### [PROBLEM TO SOLVE]
State how many lines of the records contain the string "Norma". Give the number alone.

* Begin *

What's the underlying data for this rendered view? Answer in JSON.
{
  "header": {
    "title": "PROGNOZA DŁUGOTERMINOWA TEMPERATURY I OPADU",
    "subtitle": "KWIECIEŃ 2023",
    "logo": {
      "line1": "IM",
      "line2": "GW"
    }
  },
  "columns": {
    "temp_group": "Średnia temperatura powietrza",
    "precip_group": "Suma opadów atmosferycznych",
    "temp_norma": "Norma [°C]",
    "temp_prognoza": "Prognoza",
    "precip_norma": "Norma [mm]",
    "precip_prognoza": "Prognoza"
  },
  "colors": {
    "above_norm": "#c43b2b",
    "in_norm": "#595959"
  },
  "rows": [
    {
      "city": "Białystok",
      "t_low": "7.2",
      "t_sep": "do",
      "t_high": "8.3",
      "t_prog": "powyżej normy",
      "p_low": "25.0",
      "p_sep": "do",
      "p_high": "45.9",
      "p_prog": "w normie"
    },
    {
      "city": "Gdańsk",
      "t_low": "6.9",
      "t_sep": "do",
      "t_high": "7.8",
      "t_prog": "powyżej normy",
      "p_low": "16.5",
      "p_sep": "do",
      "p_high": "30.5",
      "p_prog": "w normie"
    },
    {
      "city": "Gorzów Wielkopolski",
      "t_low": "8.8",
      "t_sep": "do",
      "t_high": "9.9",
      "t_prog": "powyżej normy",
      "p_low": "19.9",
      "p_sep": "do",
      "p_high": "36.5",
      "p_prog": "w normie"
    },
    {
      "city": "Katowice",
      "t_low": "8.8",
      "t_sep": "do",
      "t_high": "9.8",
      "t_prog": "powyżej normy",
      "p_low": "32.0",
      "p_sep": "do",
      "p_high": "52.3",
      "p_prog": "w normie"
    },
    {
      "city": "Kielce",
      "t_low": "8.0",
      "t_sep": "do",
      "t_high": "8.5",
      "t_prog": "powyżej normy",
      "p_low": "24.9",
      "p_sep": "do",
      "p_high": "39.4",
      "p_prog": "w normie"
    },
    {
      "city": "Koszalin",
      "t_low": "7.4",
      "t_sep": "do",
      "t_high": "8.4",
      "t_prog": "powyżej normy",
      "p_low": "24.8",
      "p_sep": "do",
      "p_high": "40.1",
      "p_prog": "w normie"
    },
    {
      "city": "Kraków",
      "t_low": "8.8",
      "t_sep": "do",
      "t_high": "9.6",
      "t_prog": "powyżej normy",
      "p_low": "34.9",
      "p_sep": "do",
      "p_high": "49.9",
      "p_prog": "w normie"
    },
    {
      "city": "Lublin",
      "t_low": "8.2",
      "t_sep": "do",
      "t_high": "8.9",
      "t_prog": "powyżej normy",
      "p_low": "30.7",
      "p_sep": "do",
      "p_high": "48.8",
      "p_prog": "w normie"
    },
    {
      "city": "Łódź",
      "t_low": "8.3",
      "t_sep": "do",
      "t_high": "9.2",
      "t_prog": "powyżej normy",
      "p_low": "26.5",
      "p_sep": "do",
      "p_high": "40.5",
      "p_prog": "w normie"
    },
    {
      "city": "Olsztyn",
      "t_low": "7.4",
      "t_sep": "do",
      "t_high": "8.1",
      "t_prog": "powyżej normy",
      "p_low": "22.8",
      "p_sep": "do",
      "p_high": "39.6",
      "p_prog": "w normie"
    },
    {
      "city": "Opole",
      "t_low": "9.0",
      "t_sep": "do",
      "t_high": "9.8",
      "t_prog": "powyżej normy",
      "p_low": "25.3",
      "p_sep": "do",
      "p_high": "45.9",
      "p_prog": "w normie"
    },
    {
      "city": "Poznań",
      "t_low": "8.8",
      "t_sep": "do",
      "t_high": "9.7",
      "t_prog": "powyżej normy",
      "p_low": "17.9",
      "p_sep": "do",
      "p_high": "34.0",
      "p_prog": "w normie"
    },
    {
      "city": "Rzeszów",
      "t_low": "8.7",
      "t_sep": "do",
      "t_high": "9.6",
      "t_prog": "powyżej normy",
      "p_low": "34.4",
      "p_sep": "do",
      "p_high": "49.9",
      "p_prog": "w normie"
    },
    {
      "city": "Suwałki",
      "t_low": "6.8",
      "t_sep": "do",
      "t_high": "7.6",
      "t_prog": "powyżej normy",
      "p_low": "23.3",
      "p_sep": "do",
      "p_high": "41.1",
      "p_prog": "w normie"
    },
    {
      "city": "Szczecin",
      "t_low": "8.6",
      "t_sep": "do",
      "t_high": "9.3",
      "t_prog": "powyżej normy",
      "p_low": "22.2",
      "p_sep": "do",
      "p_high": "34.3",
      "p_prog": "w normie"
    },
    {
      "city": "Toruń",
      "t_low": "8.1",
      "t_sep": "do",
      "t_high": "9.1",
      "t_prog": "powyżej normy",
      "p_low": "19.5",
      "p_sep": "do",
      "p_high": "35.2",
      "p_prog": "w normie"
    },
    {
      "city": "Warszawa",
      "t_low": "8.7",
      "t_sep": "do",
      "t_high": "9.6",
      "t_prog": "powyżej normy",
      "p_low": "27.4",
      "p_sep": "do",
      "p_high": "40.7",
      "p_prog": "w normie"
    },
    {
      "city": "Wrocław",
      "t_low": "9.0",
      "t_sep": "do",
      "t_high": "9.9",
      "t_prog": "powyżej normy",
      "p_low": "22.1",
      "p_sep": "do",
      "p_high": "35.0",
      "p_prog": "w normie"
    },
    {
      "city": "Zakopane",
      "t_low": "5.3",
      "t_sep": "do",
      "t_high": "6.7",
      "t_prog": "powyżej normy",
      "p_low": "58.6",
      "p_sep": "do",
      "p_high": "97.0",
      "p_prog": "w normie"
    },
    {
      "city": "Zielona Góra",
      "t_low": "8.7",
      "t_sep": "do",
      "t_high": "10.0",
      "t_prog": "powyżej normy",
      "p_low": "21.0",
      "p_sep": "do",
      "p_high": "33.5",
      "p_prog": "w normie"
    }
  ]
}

* End *

### [SOLUTION FOR THIS EXERCISE]
2